# Given task:
Would you copy out the whole listing exactly as given?

# Records for this task:
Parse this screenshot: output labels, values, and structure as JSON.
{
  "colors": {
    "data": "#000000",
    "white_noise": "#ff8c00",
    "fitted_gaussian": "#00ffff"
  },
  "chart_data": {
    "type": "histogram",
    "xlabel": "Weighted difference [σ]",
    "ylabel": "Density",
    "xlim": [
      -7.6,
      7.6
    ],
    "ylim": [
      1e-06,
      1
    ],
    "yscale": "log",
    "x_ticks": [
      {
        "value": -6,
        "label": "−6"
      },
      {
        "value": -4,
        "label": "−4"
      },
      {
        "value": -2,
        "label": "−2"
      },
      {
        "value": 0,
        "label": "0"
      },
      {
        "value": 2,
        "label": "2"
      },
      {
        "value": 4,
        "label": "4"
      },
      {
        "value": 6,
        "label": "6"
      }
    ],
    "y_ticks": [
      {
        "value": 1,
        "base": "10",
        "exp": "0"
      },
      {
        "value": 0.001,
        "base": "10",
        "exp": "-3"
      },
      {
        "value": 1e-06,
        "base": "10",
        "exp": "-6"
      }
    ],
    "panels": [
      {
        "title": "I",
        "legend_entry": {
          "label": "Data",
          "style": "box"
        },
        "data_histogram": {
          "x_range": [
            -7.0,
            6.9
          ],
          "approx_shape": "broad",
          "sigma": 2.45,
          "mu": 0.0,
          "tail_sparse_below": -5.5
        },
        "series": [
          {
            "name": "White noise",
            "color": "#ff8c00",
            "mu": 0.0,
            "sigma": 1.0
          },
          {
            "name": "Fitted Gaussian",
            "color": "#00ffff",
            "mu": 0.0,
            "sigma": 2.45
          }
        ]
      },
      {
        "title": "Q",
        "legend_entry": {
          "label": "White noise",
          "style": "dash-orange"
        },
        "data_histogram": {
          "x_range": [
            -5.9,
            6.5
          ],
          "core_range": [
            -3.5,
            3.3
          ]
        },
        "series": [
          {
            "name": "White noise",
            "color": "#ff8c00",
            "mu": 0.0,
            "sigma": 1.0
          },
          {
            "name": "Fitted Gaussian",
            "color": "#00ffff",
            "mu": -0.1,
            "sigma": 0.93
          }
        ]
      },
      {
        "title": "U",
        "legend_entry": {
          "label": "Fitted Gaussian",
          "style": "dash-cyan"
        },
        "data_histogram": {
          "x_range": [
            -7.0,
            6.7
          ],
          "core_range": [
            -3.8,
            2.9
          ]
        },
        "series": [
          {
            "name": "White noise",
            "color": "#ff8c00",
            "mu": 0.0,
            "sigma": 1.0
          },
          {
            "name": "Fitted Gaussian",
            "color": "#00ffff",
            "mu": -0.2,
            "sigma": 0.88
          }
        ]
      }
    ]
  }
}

# Answer to the task:
Parse this screenshot: output labels, values, and structure as JSON.
{
  "colors": {
    "data": "#000000",
    "white_noise": "#ff8c00",
    "fitted_gaussian": "#00ffff"
  },
  "chart_data": {
    "type": "histogram",
    "xlabel": "Weighted difference [σ]",
    "ylabel": "Density",
    "xlim": [
      -7.6,
      7.6
    ],
    "ylim": [
      1e-06,
      1
    ],
    "yscale": "log",
    "x_ticks": [
      {
        "value": -6,
        "label": "−6"
      },
      {
        "value": -4,
        "label": "−4"
      },
      {
        "value": -2,
        "label": "−2"
      },
      {
        "value": 0,
        "label": "0"
      },
      {
        "value": 2,
        "label": "2"
      },
      {
        "value": 4,
        "label": "4"
      },
      {
        "value": 6,
        "label": "6"
      }
    ],
    "y_ticks": [
      {
        "value": 1,
        "base": "10",
        "exp": "0"
      },
      {
        "value": 0.001,
        "base": "10",
        "exp": "-3"
      },
      {
        "value": 1e-06,
        "base": "10",
        "exp": "-6"
      }
    ],
    "panels": [
      {
        "title": "I",
        "legend_entry": {
          "label": "Data",
          "style": "box"
        },
        "data_histogram": {
          "x_range": [
            -7.0,
            6.9
          ],
          "approx_shape": "broad",
          "sigma": 2.45,
          "mu": 0.0,
          "tail_sparse_below": -5.5
        },
        "series": [
          {
            "name": "White noise",
            "color": "#ff8c00",
            "mu": 0.0,
            "sigma": 1.0
          },
          {
            "name": "Fitted Gaussian",
            "color": "#00ffff",
            "mu": 0.0,
            "sigma": 2.45
          }
        ]
      },
      {
        "title": "Q",
        "legend_entry": {
          "label": "White noise",
          "style": "dash-orange"
        },
        "data_histogram": {
          "x_range": [
            -5.9,
            6.5
          ],
          "core_range": [
            -3.5,
            3.3
          ]
        },
        "series": [
          {
            "name": "White noise",
            "color": "#ff8c00",
            "mu": 0.0,
            "sigma": 1.0
          },
          {
            "name": "Fitted Gaussian",
            "color": "#00ffff",
            "mu": -0.1,
            "sigma": 0.93
          }
        ]
      },
      {
        "title": "U",
        "legend_entry": {
          "label": "Fitted Gaussian",
          "style": "dash-cyan"
        },
        "data_histogram": {
          "x_range": [
            -7.0,
            6.7
          ],
          "core_range": [
            -3.8,
            2.9
          ]
        },
        "series": [
          {
            "name": "White noise",
            "color": "#ff8c00",
            "mu": 0.0,
            "sigma": 1.0
          },
          {
            "name": "Fitted Gaussian",
            "color": "#00ffff",
            "mu": -0.2,
            "sigma": 0.88
          }
        ]
      }
    ]
  }
}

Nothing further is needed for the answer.